**Task list**
[1] In the comments about nail polish, what kind of polish remover does Moyne say hurts more than regular acetone?
[2] Name each person who posts a comment in the comments about nail polish.

**Supplied passage**
——

    1. Robyn says:

      Nancy, wow, that’s so interesting—and sad, if true. IDK why the UV light would really hurt anything. It’s not a microwave or anything, and lots of UV light is beneficial. Nail bed cancer?! Didn’t even know there was such a thing. of course, there’s an increased incidence of virtually all cancers….

      1. Cindy May says:

        That is all so crazy–what you wrote Nancy and all that you shared Robyn. I like pretty toes, too, but didn’t know there were any options. I’ll be switching brands and switching to rubbing alcohol. I don’t paint often at all since my toes rarely show and I am working on detoxing and getting better. But when you go to the GYN’s office, well, the toe-nail polish just has to be used 😉 Shared with my sister-n-love and niece too.

  4. Moyne says:

    Great info about rubbing alcohol removing the non-toxic brands! I don’t polish my fingernails anymore, partly because my nailbeds ache for hours after using polish remover, and the non-acetone type hurts more than the regular acetone! I cut my toenails short and only polish them once every few months, because I can get it to last that long. But I’d rather use less-toxic, even if it doesn’t last as long. Whenever I’ve looked at non-toxic brands in the past, I couldn’t find a color I would wear, but it looks like there are more options now. Looking forward to checking out these brands!
——
[Records excerpted from a collection]
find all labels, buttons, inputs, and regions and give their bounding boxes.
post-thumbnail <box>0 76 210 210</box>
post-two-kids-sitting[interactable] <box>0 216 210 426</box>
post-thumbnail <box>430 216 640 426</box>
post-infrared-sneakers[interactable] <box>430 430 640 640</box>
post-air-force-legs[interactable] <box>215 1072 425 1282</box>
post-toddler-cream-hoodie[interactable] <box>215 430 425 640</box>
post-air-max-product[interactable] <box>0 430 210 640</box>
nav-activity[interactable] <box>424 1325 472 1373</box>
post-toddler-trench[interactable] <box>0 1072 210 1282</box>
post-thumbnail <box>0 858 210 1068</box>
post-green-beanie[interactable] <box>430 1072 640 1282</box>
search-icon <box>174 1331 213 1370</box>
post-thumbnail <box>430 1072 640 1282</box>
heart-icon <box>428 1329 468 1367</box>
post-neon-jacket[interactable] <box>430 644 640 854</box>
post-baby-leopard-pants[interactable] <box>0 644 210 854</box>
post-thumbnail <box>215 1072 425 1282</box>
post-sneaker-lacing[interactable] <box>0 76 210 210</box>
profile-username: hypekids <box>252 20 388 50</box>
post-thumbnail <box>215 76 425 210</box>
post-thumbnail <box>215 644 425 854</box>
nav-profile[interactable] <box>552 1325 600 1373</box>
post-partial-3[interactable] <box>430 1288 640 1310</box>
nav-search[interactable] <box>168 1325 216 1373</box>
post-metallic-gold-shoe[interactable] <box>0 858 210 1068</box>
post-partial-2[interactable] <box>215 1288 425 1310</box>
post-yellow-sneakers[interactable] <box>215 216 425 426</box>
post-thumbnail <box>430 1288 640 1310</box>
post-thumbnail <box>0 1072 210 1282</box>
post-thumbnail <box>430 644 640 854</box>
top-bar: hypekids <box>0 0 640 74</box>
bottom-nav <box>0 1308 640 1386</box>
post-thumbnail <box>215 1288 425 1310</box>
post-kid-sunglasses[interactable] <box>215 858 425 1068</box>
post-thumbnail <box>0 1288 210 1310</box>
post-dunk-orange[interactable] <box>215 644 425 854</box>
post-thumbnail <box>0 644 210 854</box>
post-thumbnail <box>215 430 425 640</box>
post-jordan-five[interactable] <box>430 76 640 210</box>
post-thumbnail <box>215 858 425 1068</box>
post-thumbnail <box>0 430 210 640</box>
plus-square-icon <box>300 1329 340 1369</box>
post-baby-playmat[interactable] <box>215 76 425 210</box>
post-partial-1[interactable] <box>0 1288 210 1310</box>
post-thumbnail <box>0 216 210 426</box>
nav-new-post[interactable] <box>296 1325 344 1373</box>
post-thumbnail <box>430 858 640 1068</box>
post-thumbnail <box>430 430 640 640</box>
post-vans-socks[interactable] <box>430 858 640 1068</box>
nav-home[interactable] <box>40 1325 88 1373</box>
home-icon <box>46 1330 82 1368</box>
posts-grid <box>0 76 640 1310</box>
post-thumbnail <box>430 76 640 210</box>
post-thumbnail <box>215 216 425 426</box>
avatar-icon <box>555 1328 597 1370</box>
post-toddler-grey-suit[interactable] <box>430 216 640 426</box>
——
**Solutions to the exercise**
[1] The non-acetone type.

[2] Robyn, Cindy May, Moyne